▶ [Task prompt]: Omit every picture and return the rest of the data unaltered.

▶ [Input for this task]:
┌──
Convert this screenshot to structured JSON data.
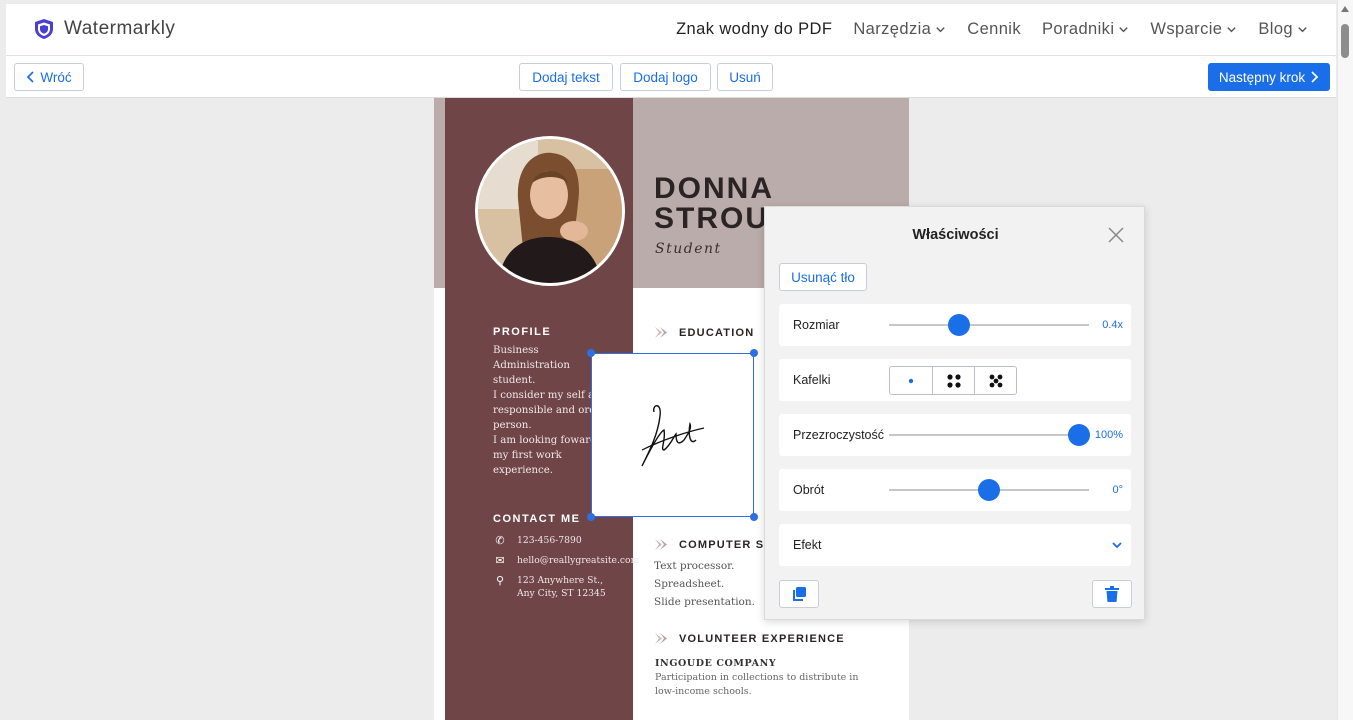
{
  "header": {
    "brand": "Watermarkly",
    "nav": [
      {
        "label": "Znak wodny do PDF",
        "dropdown": false
      },
      {
        "label": "Narzędzia",
        "dropdown": true
      },
      {
        "label": "Cennik",
        "dropdown": false
      },
      {
        "label": "Poradniki",
        "dropdown": true
      },
      {
        "label": "Wsparcie",
        "dropdown": true
      },
      {
        "label": "Blog",
        "dropdown": true
      }
    ]
  },
  "toolbar": {
    "back_label": "Wróć",
    "add_text_label": "Dodaj tekst",
    "add_logo_label": "Dodaj logo",
    "delete_label": "Usuń",
    "next_label": "Następny krok"
  },
  "document": {
    "name_line1": "DONNA",
    "name_line2": "STROUD",
    "role": "Student",
    "profile_title": "PROFILE",
    "profile_lines": [
      "Business Administration",
      "student.",
      "I consider my self a",
      "responsible and orderly",
      "person.",
      "I am looking foward for",
      "my first work",
      "experience."
    ],
    "contact_title": "CONTACT ME",
    "phone": "123-456-7890",
    "email": "hello@reallygreatsite.com",
    "address_line1": "123 Anywhere St.,",
    "address_line2": "Any City, ST 12345",
    "education_title": "EDUCATION",
    "computer_title": "COMPUTER SKILLS",
    "computer_items": [
      "Text processor.",
      "Spreadsheet.",
      "Slide presentation."
    ],
    "volunteer_title": "VOLUNTEER EXPERIENCE",
    "volunteer_company": "INGOUDE COMPANY",
    "volunteer_desc_line1": "Participation in collections to distribute in",
    "volunteer_desc_line2": "low-income schools."
  },
  "panel": {
    "title": "Właściwości",
    "remove_bg_label": "Usunąć tło",
    "size_label": "Rozmiar",
    "size_value": "0.4x",
    "size_fraction": 0.35,
    "tiles_label": "Kafelki",
    "tile_options": [
      "single",
      "grid-4",
      "pattern-5"
    ],
    "tile_selected": "single",
    "opacity_label": "Przezroczystość",
    "opacity_value": "100%",
    "opacity_fraction": 0.95,
    "rotation_label": "Obrót",
    "rotation_value": "0°",
    "rotation_fraction": 0.5,
    "effect_label": "Efekt"
  },
  "colors": {
    "accent": "#1a6ee8",
    "resume_sidebar": "#6f4548",
    "resume_header": "#b9acaa"
  }
}
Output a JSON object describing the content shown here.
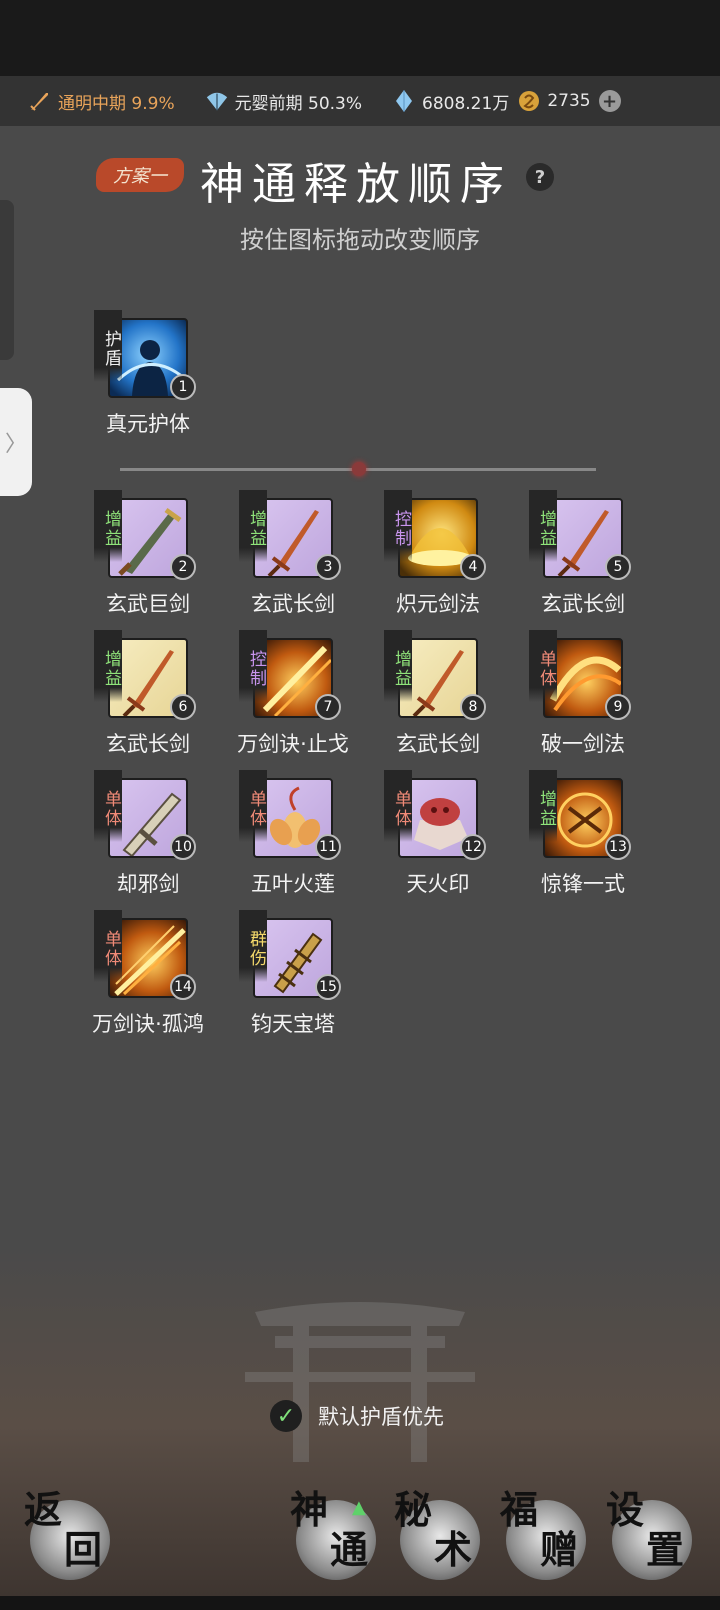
└──
▶ [Result]:
Convert this screenshot to structured JSON data.
{
  "header": {
    "brand": "Watermarkly",
    "nav": [
      {
        "label": "Znak wodny do PDF",
        "dropdown": false
      },
      {
        "label": "Narzędzia",
        "dropdown": true
      },
      {
        "label": "Cennik",
        "dropdown": false
      },
      {
        "label": "Poradniki",
        "dropdown": true
      },
      {
        "label": "Wsparcie",
        "dropdown": true
      },
      {
        "label": "Blog",
        "dropdown": true
      }
    ]
  },
  "toolbar": {
    "back_label": "Wróć",
    "add_text_label": "Dodaj tekst",
    "add_logo_label": "Dodaj logo",
    "delete_label": "Usuń",
    "next_label": "Następny krok"
  },
  "document": {
    "name_line1": "DONNA",
    "name_line2": "STROUD",
    "role": "Student",
    "profile_title": "PROFILE",
    "profile_lines": [
      "Business Administration",
      "student.",
      "I consider my self a",
      "responsible and orderly",
      "person.",
      "I am looking foward for",
      "my first work",
      "experience."
    ],
    "contact_title": "CONTACT ME",
    "phone": "123-456-7890",
    "email": "hello@reallygreatsite.com",
    "address_line1": "123 Anywhere St.,",
    "address_line2": "Any City, ST 12345",
    "education_title": "EDUCATION",
    "computer_title": "COMPUTER SKILLS",
    "computer_items": [
      "Text processor.",
      "Spreadsheet.",
      "Slide presentation."
    ],
    "volunteer_title": "VOLUNTEER EXPERIENCE",
    "volunteer_company": "INGOUDE COMPANY",
    "volunteer_desc_line1": "Participation in collections to distribute in",
    "volunteer_desc_line2": "low-income schools."
  },
  "panel": {
    "title": "Właściwości",
    "remove_bg_label": "Usunąć tło",
    "size_label": "Rozmiar",
    "size_value": "0.4x",
    "size_fraction": 0.35,
    "tiles_label": "Kafelki",
    "tile_options": [
      "single",
      "grid-4",
      "pattern-5"
    ],
    "tile_selected": "single",
    "opacity_label": "Przezroczystość",
    "opacity_value": "100%",
    "opacity_fraction": 0.95,
    "rotation_label": "Obrót",
    "rotation_value": "0°",
    "rotation_fraction": 0.5,
    "effect_label": "Efekt"
  },
  "colors": {
    "accent": "#1a6ee8",
    "resume_sidebar": "#6f4548",
    "resume_header": "#b9acaa"
  }
}
Output a JSON object describing the content shown here.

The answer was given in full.